Using the data beneath, show every line that includes the word "parameters".

◆ DATA EXTRACT:
--- Begin ---

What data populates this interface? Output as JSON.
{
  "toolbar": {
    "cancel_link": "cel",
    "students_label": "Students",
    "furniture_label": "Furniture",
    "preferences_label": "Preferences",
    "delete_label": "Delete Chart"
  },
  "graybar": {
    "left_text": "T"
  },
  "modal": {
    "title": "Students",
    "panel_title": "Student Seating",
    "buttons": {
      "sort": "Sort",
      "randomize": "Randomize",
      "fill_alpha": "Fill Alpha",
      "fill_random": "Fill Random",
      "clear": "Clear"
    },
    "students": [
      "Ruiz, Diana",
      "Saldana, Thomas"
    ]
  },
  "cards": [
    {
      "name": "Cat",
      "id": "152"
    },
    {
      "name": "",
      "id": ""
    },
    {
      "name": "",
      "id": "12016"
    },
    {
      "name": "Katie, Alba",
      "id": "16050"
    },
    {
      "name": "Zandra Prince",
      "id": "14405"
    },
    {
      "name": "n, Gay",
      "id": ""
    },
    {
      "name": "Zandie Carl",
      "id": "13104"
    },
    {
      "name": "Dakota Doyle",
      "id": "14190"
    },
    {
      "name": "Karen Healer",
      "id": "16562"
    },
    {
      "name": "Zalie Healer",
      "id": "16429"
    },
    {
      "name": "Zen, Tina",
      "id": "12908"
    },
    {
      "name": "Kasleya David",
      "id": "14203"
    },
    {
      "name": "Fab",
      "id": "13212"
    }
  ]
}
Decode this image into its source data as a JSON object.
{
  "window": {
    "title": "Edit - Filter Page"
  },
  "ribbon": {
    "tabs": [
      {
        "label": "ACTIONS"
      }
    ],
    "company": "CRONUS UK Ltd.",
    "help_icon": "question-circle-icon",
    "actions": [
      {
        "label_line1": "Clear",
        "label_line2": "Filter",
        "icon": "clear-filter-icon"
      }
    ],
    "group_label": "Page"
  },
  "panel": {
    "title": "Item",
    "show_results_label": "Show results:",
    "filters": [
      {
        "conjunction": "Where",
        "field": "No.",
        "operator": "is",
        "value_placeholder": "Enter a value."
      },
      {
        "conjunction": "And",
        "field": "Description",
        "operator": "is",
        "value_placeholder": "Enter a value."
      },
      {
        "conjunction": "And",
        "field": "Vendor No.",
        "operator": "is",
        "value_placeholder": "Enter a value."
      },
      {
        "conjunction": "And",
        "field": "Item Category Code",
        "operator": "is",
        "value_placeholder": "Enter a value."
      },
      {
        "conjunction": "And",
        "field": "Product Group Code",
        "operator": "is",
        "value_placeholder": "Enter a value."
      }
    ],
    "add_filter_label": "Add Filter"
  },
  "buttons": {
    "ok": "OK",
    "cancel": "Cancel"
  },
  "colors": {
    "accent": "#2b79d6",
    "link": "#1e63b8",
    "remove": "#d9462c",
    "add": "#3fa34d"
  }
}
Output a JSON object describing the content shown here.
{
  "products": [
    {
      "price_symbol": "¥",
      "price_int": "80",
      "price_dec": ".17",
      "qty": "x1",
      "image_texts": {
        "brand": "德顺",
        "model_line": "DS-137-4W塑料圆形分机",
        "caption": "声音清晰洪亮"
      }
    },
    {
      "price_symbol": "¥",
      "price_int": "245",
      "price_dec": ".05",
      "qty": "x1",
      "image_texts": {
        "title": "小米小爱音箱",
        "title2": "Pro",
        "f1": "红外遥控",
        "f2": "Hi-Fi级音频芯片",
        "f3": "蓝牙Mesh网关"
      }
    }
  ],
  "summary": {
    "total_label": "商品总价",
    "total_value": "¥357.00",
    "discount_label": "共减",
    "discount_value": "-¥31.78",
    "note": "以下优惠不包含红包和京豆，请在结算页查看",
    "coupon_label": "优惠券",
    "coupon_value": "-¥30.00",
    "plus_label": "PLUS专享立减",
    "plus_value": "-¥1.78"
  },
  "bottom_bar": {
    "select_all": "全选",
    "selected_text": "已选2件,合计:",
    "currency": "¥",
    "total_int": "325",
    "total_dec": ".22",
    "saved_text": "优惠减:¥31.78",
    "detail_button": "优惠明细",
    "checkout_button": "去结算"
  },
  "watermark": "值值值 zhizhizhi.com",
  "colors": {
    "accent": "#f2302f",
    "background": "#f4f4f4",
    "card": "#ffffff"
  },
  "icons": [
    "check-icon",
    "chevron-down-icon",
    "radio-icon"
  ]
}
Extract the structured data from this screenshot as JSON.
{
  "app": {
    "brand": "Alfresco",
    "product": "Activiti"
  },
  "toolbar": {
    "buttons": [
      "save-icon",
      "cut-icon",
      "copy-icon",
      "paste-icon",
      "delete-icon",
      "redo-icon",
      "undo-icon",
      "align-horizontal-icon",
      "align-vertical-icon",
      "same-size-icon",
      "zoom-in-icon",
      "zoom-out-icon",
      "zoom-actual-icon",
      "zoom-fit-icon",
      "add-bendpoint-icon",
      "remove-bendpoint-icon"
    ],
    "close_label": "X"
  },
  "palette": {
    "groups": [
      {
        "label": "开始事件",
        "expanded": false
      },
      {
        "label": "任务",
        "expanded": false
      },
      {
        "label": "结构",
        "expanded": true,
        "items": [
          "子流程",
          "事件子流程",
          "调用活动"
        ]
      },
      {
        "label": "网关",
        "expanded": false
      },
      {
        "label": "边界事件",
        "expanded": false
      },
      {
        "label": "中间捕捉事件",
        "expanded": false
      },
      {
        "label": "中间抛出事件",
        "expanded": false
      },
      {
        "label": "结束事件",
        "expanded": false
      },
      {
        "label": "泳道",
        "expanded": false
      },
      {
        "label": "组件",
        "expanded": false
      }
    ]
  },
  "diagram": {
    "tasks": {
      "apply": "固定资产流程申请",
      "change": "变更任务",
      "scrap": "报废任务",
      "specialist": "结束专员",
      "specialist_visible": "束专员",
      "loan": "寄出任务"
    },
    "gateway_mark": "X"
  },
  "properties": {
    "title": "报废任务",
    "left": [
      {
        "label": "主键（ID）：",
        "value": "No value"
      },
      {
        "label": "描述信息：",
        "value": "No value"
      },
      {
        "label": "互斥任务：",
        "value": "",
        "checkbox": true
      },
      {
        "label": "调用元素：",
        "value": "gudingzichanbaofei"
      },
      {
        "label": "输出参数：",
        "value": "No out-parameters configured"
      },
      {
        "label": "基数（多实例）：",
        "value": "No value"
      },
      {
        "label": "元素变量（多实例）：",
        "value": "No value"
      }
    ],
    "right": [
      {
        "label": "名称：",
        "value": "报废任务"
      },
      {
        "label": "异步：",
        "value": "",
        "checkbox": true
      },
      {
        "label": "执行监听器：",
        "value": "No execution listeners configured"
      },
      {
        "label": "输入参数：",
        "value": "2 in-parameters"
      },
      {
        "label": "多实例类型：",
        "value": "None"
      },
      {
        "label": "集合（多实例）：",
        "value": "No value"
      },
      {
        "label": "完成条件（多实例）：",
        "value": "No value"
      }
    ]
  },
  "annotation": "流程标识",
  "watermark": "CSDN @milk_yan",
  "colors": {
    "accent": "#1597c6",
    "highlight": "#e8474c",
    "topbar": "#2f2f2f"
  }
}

--- End ---

◆ WRITTEN RESPONSE:
        "value": "No out-parameters configured"
        "value": "2 in-parameters"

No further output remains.